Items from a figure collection

================

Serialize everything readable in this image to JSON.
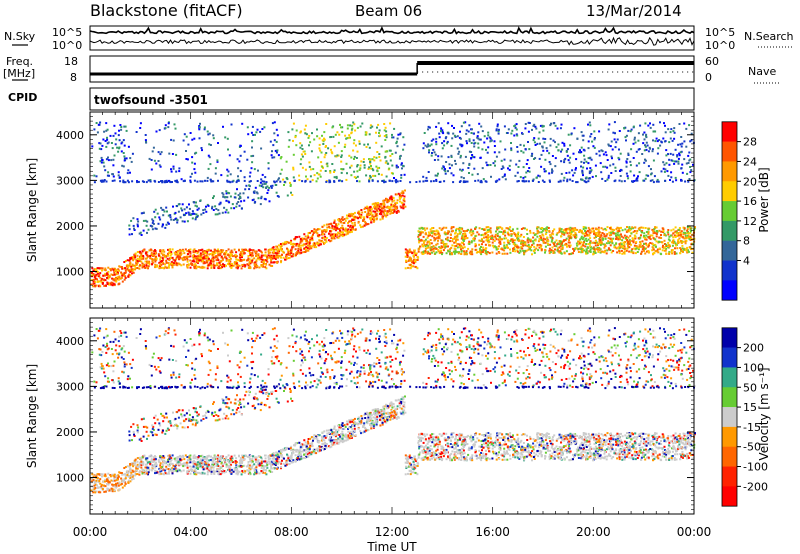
{
  "header": {
    "station": "Blackstone (fitACF)",
    "beam": "Beam 06",
    "date": "13/Mar/2014"
  },
  "top_panels": {
    "nsky_label": "N.Sky",
    "nsearch_label": "N.Search",
    "noise_tick_high": "10^5",
    "noise_tick_low": "10^0",
    "freq_label": "Freq.",
    "freq_unit": "[MHz]",
    "freq_tick_high": "18",
    "freq_tick_low": "8",
    "nave_tick_high": "60",
    "nave_tick_low": "0",
    "nave_label": "Nave",
    "cpid_label": "CPID",
    "cpid_value": "twofsound  -3501"
  },
  "chart_data": [
    {
      "type": "heatmap",
      "panel": "power",
      "ylabel": "Slant Range [km]",
      "ylim": [
        200,
        4500
      ],
      "y_ticks": [
        1000,
        2000,
        3000,
        4000
      ],
      "x_ticks": [
        "00:00",
        "04:00",
        "08:00",
        "12:00",
        "16:00",
        "20:00",
        "00:00"
      ],
      "xlim_hours": [
        0,
        24
      ],
      "colorbar": {
        "label": "Power [dB]",
        "ticks": [
          "28",
          "24",
          "20",
          "16",
          "12",
          "8",
          "4"
        ],
        "colors": [
          "#ff0000",
          "#ff5500",
          "#ff9900",
          "#ffcc00",
          "#66cc33",
          "#339966",
          "#336699",
          "#1133cc",
          "#0000ff"
        ]
      }
    },
    {
      "type": "heatmap",
      "panel": "velocity",
      "ylabel": "Slant Range [km]",
      "xlabel": "Time UT",
      "ylim": [
        200,
        4500
      ],
      "y_ticks": [
        1000,
        2000,
        3000,
        4000
      ],
      "x_ticks": [
        "00:00",
        "04:00",
        "08:00",
        "12:00",
        "16:00",
        "20:00",
        "00:00"
      ],
      "xlim_hours": [
        0,
        24
      ],
      "colorbar": {
        "label": "Velocity [m s⁻¹]",
        "ticks": [
          "200",
          "100",
          "50",
          "15",
          "-15",
          "-50",
          "-100",
          "-200"
        ],
        "colors": [
          "#0000aa",
          "#1133cc",
          "#33aa88",
          "#66cc33",
          "#cccccc",
          "#ff9900",
          "#ff6600",
          "#ff2200",
          "#ff0000"
        ]
      }
    }
  ]
}
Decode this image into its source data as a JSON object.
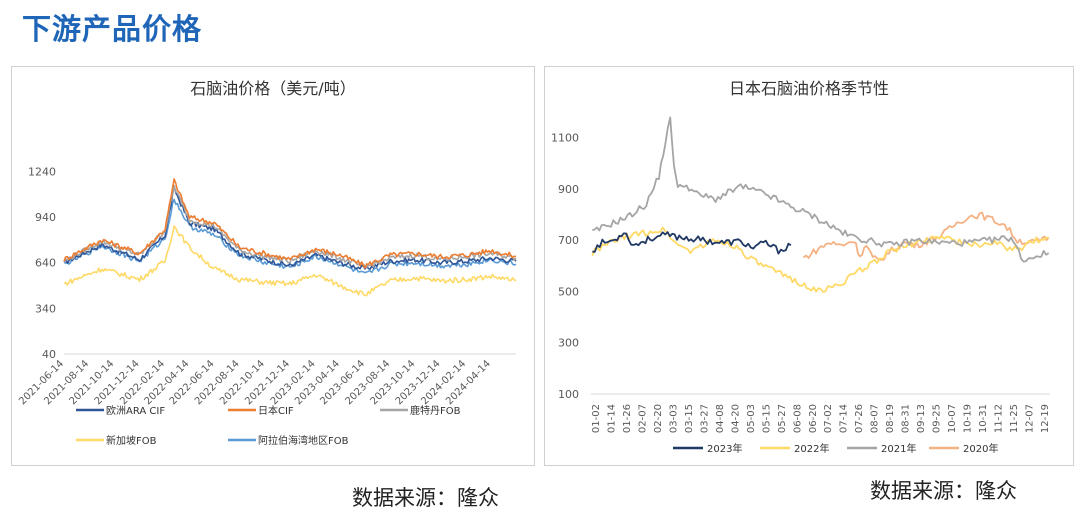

================

* [CHALLENGE]: Identify the lines that hold the word "image". Copy every one of them.

* [RESPONSE TO THE EXERCISE]:
Serialize everything readable in this image to JSON.
Decode this image into its source data as a JSON object.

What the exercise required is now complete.